Every line below must be reproduced exactly. Copy them all.

DATA SUPPLIED:
------------------------------------------------------------

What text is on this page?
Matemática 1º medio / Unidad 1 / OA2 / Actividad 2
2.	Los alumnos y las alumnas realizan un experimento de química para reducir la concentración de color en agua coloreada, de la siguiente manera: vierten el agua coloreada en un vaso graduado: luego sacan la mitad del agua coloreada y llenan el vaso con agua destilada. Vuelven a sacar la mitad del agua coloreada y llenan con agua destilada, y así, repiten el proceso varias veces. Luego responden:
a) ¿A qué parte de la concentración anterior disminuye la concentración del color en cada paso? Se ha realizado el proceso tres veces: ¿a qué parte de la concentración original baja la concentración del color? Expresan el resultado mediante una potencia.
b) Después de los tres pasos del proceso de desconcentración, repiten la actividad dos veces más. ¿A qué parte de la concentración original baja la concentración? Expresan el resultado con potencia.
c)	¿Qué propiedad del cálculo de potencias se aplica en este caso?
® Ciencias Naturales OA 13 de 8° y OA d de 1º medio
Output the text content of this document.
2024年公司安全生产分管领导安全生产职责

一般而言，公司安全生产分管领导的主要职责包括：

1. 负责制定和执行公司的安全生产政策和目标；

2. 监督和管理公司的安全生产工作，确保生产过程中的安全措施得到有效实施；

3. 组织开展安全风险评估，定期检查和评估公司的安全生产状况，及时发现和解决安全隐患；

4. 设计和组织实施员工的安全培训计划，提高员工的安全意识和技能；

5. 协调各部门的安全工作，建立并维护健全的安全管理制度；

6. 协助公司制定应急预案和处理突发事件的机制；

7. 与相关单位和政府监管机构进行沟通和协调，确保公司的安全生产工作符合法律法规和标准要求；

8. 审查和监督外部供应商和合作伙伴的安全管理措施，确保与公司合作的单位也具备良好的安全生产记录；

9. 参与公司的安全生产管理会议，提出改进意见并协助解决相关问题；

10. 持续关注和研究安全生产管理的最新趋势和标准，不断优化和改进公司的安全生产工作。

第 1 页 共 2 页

------------------------------------------------------------

ANSWER TO THIS EXERCISE:
What text is on this page?
Matemática 1º medio / Unidad 1 / OA2 / Actividad 2
2.	Los alumnos y las alumnas realizan un experimento de química para reducir la concentración de color en agua coloreada, de la siguiente manera: vierten el agua coloreada en un vaso graduado: luego sacan la mitad del agua coloreada y llenan el vaso con agua destilada. Vuelven a sacar la mitad del agua coloreada y llenan con agua destilada, y así, repiten el proceso varias veces. Luego responden:
a) ¿A qué parte de la concentración anterior disminuye la concentración del color en cada paso? Se ha realizado el proceso tres veces: ¿a qué parte de la concentración original baja la concentración del color? Expresan el resultado mediante una potencia.
b) Después de los tres pasos del proceso de desconcentración, repiten la actividad dos veces más. ¿A qué parte de la concentración original baja la concentración? Expresan el resultado con potencia.
c)	¿Qué propiedad del cálculo de potencias se aplica en este caso?
® Ciencias Naturales OA 13 de 8° y OA d de 1º medio
Output the text content of this document.
2024年公司安全生产分管领导安全生产职责

一般而言，公司安全生产分管领导的主要职责包括：

1. 负责制定和执行公司的安全生产政策和目标；

2. 监督和管理公司的安全生产工作，确保生产过程中的安全措施得到有效实施；

3. 组织开展安全风险评估，定期检查和评估公司的安全生产状况，及时发现和解决安全隐患；

4. 设计和组织实施员工的安全培训计划，提高员工的安全意识和技能；

5. 协调各部门的安全工作，建立并维护健全的安全管理制度；

6. 协助公司制定应急预案和处理突发事件的机制；

7. 与相关单位和政府监管机构进行沟通和协调，确保公司的安全生产工作符合法律法规和标准要求；

8. 审查和监督外部供应商和合作伙伴的安全管理措施，确保与公司合作的单位也具备良好的安全生产记录；

9. 参与公司的安全生产管理会议，提出改进意见并协助解决相关问题；

10. 持续关注和研究安全生产管理的最新趋势和标准，不断优化和改进公司的安全生产工作。

第 1 页 共 2 页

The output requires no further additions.